REQUEST =>
Find the lines with the string "ylabel" and return them.

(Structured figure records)
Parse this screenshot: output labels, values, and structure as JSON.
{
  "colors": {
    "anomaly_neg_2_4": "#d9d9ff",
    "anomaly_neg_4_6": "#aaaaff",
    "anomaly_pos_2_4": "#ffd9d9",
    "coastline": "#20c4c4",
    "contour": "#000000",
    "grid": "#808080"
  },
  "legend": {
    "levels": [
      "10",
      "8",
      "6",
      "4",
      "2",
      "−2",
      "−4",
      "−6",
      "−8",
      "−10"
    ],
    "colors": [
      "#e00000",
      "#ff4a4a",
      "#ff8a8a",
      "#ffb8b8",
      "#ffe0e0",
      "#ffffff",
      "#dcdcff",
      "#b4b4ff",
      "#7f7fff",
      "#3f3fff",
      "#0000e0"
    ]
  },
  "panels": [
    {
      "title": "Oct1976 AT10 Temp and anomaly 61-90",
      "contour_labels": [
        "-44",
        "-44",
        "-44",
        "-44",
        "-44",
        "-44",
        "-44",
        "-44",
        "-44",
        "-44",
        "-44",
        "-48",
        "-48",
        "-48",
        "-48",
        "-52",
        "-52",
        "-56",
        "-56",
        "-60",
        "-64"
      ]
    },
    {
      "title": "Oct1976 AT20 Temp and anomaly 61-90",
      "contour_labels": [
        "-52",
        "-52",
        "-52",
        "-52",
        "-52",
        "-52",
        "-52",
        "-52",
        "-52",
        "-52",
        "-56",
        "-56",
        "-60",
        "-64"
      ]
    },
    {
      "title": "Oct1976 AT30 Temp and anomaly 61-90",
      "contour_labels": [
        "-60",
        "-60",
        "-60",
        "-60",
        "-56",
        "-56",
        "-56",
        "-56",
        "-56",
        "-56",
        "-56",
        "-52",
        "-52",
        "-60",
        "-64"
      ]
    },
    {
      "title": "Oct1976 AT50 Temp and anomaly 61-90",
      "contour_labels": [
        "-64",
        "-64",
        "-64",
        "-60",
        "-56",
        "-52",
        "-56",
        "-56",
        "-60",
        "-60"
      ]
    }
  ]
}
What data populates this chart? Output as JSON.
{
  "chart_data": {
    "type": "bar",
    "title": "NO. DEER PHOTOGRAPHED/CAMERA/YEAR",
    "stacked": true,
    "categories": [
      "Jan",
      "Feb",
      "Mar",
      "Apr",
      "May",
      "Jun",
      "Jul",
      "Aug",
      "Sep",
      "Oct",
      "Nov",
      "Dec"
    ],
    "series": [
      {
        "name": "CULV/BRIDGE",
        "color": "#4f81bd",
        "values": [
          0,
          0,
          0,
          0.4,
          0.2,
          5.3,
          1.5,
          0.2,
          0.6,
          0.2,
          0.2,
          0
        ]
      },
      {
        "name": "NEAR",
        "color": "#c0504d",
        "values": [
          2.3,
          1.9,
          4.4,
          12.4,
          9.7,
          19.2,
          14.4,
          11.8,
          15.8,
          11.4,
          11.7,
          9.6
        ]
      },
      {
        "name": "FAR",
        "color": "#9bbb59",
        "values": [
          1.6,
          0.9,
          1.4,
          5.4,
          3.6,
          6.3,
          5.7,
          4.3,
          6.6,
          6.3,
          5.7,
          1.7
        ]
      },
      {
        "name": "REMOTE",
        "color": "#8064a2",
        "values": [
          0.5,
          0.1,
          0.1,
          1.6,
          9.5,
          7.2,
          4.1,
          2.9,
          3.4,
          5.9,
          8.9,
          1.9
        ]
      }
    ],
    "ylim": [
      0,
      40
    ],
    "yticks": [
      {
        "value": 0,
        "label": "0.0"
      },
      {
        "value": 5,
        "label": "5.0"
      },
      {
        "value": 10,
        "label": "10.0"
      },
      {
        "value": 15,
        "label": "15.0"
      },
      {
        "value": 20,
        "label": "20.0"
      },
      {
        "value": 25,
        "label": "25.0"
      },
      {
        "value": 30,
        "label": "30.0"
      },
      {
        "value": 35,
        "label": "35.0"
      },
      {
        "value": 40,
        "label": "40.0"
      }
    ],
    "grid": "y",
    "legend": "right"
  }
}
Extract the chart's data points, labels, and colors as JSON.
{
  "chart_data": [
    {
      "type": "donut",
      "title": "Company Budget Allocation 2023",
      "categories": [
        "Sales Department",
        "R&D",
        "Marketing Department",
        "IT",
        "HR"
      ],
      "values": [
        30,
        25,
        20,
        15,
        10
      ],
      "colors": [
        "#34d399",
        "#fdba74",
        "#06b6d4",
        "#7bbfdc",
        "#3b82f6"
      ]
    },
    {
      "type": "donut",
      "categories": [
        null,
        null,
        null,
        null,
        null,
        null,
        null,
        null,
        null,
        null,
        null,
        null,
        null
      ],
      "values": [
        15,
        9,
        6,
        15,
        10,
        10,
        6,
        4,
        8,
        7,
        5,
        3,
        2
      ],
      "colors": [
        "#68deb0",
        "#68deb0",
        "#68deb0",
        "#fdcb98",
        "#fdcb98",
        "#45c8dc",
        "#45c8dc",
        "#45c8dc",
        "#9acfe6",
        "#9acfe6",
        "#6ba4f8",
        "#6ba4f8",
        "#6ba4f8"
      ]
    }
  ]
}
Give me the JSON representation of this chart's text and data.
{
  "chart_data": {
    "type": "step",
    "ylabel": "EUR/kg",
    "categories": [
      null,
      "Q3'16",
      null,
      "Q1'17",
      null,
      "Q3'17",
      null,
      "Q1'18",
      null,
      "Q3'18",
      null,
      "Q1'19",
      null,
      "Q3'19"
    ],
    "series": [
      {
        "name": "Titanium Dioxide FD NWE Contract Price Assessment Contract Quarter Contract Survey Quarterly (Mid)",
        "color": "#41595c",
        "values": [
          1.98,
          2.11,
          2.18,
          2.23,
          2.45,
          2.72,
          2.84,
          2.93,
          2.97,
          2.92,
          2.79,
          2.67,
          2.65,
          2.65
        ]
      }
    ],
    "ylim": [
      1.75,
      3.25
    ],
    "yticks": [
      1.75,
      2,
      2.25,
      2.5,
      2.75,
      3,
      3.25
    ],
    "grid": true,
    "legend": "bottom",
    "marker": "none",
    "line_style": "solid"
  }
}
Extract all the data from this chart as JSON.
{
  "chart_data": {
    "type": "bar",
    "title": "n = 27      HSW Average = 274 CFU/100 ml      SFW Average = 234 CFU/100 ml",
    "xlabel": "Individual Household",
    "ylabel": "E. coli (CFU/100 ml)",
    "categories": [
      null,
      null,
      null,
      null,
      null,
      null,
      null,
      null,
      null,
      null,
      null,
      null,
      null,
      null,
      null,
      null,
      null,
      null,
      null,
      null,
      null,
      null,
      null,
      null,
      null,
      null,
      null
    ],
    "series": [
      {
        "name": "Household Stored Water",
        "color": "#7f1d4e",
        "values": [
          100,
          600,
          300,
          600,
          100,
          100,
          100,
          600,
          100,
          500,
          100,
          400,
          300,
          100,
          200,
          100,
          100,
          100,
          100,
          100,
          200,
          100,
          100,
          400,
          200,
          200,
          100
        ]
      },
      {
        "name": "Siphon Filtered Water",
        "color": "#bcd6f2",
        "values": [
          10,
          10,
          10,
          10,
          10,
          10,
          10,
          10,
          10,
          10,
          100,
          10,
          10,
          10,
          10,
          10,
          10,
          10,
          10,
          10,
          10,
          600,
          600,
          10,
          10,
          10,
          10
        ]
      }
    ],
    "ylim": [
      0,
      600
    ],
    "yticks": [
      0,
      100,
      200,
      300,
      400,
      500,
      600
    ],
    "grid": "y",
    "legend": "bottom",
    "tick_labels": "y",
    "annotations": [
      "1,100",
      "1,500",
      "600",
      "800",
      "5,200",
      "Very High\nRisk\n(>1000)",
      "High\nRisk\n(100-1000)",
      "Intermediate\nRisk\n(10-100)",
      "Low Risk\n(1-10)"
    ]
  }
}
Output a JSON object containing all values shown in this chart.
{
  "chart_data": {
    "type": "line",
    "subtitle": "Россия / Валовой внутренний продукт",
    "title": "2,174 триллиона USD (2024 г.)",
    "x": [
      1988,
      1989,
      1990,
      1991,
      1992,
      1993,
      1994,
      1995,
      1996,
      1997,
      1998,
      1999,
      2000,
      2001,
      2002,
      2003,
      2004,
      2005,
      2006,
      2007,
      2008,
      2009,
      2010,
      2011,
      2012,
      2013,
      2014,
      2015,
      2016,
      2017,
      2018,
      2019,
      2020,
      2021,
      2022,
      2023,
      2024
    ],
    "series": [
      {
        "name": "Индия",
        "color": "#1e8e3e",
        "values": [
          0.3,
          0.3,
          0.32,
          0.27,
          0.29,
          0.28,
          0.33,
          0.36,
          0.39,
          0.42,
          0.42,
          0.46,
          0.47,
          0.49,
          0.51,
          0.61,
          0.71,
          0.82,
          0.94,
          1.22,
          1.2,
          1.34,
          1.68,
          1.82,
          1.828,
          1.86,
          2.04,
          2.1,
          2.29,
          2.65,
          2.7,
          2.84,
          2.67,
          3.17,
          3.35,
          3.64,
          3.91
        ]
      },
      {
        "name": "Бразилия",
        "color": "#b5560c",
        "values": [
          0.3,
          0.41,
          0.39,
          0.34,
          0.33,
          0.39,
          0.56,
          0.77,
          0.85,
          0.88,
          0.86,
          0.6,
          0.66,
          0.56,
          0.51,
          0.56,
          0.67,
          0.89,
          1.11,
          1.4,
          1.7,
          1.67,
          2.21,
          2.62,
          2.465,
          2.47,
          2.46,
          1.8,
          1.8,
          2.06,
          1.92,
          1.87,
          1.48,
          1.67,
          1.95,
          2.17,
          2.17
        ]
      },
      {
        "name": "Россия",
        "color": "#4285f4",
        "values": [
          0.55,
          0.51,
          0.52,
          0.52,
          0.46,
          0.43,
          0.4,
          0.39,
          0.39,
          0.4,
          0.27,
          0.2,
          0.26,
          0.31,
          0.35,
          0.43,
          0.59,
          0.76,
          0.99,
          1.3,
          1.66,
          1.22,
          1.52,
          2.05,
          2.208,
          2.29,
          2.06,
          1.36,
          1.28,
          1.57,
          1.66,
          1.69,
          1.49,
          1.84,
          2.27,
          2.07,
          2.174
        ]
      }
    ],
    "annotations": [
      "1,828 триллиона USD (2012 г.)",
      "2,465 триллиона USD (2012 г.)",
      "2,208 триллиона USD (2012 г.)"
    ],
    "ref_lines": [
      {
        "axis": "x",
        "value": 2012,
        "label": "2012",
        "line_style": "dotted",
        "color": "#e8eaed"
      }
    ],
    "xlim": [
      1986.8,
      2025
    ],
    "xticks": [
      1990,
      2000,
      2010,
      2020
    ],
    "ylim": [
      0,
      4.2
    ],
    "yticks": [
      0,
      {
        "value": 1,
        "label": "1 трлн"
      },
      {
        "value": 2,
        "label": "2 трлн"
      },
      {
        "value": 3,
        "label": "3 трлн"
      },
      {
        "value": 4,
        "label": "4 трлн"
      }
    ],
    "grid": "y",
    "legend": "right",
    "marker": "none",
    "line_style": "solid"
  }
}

WORKED SOLUTION =>
    "ylabel": "EUR/kg",
    "ylabel": "E. coli (CFU/100 ml)",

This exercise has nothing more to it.